- **RECORD LIST**:
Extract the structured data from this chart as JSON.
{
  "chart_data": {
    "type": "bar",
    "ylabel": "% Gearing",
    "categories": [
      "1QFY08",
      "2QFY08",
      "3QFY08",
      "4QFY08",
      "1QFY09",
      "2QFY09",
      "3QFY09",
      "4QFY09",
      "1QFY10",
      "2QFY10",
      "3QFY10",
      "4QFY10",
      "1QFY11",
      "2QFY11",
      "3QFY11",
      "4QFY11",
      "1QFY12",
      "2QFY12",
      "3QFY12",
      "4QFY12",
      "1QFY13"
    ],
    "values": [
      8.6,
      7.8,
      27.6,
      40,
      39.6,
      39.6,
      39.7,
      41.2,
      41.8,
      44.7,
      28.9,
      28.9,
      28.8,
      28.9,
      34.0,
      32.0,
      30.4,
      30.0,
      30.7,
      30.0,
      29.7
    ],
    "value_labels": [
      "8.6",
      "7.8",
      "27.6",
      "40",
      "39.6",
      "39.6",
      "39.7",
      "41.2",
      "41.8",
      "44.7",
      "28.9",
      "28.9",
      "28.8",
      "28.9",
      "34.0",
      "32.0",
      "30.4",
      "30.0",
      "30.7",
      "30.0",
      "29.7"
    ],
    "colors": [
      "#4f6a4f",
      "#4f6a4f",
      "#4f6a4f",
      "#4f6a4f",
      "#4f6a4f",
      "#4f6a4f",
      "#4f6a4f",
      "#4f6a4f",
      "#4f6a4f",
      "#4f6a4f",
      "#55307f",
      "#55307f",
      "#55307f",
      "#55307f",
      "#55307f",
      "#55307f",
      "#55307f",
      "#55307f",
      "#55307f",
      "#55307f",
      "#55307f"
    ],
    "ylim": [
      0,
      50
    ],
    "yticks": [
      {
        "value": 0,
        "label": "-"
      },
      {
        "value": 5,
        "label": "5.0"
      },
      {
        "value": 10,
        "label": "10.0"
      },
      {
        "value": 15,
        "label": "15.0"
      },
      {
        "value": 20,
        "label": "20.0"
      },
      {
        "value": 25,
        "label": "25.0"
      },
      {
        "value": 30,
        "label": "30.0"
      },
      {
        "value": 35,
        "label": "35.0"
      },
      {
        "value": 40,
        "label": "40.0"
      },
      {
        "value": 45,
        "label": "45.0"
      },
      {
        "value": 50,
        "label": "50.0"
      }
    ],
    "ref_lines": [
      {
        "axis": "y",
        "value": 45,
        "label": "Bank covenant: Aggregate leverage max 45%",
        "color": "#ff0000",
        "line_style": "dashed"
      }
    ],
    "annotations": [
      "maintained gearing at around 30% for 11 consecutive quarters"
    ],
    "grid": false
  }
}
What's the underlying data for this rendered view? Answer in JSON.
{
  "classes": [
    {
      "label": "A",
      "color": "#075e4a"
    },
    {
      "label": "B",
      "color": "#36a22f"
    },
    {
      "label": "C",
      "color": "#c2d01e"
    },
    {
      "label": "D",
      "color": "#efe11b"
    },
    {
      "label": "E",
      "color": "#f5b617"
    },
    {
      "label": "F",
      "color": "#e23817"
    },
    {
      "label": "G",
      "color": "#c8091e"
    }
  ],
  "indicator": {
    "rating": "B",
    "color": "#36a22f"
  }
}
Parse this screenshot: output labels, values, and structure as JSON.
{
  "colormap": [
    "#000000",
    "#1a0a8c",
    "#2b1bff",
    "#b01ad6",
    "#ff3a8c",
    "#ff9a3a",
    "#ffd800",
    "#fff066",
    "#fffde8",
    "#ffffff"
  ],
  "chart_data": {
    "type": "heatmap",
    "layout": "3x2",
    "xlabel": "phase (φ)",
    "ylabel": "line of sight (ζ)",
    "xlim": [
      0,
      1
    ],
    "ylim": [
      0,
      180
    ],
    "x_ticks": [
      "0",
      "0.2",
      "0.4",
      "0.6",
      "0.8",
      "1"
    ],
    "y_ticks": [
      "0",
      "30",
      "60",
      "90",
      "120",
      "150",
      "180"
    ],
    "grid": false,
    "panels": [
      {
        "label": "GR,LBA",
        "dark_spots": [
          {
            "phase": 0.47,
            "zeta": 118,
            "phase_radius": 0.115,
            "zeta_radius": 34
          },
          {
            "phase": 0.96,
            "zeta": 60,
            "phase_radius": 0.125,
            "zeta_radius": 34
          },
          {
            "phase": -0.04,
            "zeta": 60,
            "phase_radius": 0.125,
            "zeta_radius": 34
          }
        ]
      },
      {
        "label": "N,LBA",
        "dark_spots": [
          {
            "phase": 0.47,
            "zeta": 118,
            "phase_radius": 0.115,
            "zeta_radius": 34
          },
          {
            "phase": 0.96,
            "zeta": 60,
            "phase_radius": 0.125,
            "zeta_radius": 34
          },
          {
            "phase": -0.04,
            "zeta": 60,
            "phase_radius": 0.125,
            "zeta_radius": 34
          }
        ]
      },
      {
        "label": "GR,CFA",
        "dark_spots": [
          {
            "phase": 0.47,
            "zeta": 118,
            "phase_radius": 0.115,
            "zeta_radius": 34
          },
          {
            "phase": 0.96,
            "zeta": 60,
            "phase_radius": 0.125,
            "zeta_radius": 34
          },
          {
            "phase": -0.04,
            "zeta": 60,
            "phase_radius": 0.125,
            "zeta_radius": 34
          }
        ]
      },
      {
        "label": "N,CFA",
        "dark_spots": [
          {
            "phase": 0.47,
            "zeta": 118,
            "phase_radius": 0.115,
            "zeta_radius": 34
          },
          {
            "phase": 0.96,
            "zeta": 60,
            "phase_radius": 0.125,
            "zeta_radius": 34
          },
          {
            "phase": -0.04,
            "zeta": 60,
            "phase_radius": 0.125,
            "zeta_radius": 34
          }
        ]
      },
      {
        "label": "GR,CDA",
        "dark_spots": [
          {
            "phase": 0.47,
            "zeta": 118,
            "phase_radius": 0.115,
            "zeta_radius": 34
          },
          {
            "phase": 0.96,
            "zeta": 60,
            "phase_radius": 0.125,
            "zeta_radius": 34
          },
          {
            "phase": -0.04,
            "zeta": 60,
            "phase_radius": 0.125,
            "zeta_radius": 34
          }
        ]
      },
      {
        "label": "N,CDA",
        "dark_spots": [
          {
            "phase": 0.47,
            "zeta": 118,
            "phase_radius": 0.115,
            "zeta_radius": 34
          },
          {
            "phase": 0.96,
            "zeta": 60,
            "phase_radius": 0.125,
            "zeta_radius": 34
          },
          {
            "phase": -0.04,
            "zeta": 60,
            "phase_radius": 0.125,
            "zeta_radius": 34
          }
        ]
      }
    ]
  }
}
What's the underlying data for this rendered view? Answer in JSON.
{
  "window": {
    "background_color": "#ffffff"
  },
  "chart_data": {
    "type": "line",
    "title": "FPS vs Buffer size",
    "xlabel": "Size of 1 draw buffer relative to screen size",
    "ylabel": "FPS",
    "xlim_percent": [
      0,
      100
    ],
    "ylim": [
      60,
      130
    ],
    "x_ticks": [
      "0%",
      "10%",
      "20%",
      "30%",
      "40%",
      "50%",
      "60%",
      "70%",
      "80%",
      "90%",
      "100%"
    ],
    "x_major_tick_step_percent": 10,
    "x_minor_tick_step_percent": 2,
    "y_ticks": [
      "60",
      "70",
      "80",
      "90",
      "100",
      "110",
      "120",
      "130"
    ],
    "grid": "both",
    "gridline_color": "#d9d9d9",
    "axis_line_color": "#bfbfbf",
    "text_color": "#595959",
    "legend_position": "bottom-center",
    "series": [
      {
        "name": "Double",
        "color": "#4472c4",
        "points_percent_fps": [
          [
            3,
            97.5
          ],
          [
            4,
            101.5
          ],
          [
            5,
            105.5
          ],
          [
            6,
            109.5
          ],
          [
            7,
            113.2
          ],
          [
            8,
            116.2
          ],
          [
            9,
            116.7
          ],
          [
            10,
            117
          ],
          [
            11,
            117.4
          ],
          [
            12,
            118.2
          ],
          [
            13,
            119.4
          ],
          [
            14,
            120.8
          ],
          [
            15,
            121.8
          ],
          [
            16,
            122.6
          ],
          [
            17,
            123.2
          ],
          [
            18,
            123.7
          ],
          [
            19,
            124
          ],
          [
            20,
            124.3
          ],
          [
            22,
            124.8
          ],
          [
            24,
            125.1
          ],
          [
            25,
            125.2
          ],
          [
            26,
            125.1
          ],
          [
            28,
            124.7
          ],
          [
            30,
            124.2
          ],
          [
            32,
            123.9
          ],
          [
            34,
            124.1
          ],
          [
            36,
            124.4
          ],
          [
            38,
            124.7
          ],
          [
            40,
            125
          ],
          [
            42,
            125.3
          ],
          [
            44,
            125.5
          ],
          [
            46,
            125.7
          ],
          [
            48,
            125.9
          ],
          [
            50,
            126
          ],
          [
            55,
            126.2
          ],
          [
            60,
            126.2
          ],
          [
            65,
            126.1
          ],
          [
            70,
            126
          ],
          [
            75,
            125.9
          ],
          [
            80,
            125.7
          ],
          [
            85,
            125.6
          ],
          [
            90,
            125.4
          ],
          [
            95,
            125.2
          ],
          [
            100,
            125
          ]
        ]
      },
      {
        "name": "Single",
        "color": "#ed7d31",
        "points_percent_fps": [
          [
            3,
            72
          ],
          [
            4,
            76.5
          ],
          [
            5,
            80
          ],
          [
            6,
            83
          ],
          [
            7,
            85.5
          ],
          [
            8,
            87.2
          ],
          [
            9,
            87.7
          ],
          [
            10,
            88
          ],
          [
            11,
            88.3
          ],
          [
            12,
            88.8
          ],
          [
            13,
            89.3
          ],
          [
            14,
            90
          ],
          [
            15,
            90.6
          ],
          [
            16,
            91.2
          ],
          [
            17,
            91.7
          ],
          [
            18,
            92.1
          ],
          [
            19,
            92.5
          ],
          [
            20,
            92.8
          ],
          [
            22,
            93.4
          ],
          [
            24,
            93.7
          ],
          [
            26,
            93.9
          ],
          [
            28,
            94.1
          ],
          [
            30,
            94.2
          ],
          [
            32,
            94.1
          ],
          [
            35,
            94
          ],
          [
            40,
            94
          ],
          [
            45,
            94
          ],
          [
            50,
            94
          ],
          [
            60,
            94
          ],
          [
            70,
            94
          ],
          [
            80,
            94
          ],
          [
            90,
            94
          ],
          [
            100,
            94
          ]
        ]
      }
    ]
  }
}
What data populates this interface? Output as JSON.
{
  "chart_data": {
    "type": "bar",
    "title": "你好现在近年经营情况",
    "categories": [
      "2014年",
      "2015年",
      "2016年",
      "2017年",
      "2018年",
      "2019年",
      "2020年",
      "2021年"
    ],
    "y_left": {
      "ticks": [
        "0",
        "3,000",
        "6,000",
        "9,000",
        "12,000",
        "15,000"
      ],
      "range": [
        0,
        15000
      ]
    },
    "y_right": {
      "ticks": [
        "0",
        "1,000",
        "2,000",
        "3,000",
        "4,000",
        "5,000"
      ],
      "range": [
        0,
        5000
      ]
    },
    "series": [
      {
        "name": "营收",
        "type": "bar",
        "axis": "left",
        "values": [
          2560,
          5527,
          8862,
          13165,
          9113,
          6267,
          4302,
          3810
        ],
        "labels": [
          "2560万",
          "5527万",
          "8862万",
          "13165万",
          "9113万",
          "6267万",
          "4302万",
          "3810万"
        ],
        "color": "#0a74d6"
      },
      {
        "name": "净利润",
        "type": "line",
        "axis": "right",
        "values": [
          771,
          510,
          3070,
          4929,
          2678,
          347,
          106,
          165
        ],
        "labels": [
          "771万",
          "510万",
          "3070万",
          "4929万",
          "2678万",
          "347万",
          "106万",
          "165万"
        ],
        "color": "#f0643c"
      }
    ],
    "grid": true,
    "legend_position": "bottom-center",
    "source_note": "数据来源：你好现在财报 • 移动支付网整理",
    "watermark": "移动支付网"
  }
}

- **WORK TO BE COMPLETED**:
Copy each line containing the word "ylabel" from the data.

- **ANSWER TO THIS TASK**:
    "ylabel": "% Gearing",
    "ylabel": "line of sight (ζ)",
    "ylabel": "FPS",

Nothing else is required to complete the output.